What you have to do
Copy out each line of the data holding "отметки".

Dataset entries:
────────────────────────────────────────
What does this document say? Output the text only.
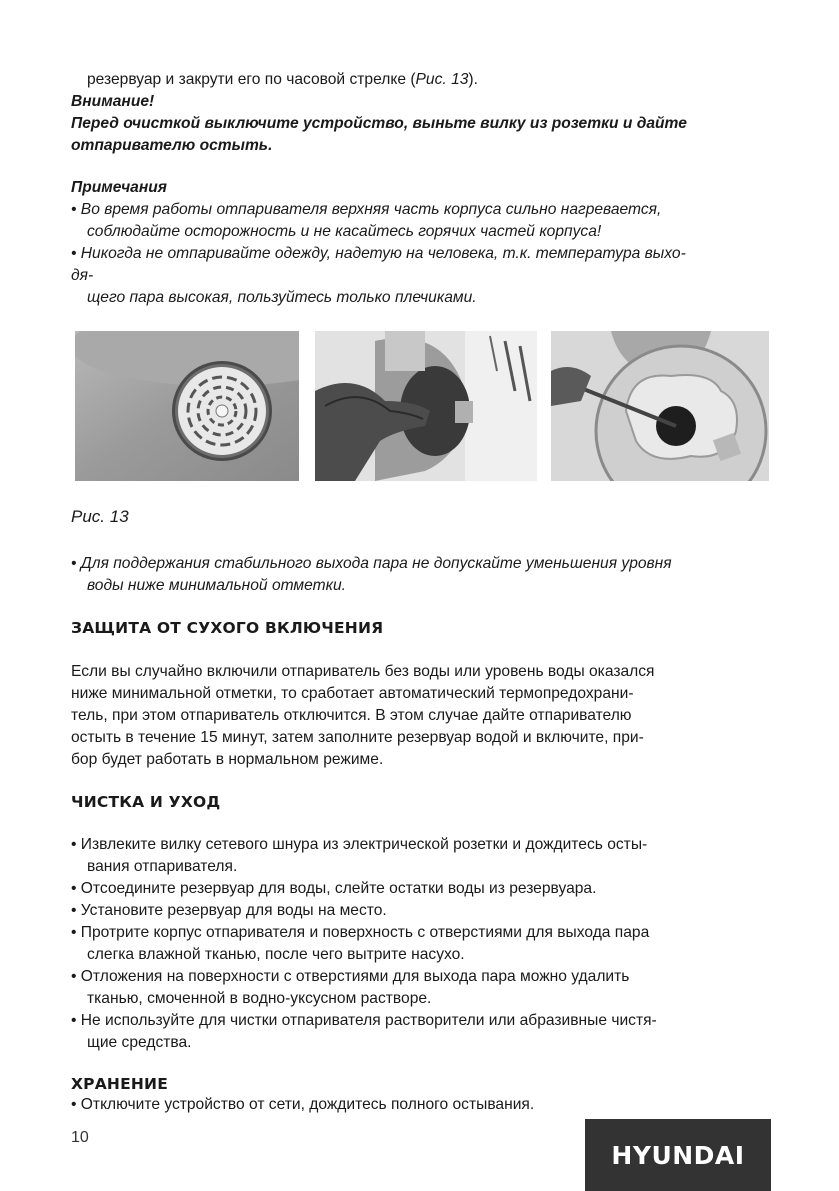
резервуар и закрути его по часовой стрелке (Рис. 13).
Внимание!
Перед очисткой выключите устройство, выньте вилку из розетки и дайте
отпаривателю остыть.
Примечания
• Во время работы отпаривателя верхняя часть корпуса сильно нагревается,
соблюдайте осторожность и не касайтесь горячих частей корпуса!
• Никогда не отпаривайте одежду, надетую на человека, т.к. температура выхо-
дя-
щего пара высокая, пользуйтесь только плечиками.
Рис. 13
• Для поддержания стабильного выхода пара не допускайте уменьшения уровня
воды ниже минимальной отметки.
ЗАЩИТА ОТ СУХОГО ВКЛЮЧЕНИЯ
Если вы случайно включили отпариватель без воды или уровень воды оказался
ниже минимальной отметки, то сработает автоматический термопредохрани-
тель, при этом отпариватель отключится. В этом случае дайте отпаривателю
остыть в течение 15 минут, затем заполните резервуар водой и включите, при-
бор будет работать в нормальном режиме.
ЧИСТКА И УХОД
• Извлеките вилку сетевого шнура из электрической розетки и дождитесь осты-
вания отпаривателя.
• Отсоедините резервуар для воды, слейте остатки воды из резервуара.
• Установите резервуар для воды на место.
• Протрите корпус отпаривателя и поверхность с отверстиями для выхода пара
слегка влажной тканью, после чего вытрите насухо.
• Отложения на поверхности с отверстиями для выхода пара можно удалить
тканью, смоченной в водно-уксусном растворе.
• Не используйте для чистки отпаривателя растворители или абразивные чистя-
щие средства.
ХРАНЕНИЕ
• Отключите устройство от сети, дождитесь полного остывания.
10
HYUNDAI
────────────────────────────────────────
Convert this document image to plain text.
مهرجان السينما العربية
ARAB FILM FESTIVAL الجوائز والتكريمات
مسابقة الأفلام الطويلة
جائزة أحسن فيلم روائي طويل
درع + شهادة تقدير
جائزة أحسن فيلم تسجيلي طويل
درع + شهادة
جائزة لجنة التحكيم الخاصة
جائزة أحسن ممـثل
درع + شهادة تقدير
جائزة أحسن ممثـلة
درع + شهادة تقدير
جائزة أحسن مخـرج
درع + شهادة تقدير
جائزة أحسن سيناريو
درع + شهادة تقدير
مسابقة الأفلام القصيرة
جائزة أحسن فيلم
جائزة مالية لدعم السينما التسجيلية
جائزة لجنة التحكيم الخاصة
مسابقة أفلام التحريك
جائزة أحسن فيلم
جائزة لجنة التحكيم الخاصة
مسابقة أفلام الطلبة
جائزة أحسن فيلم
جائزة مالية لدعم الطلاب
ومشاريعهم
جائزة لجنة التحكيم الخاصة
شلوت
────────────────────────────────────────
Solution for this exercise
воды ниже минимальной отметки.
ниже минимальной отметки, то сработает автоматический термопредохрани-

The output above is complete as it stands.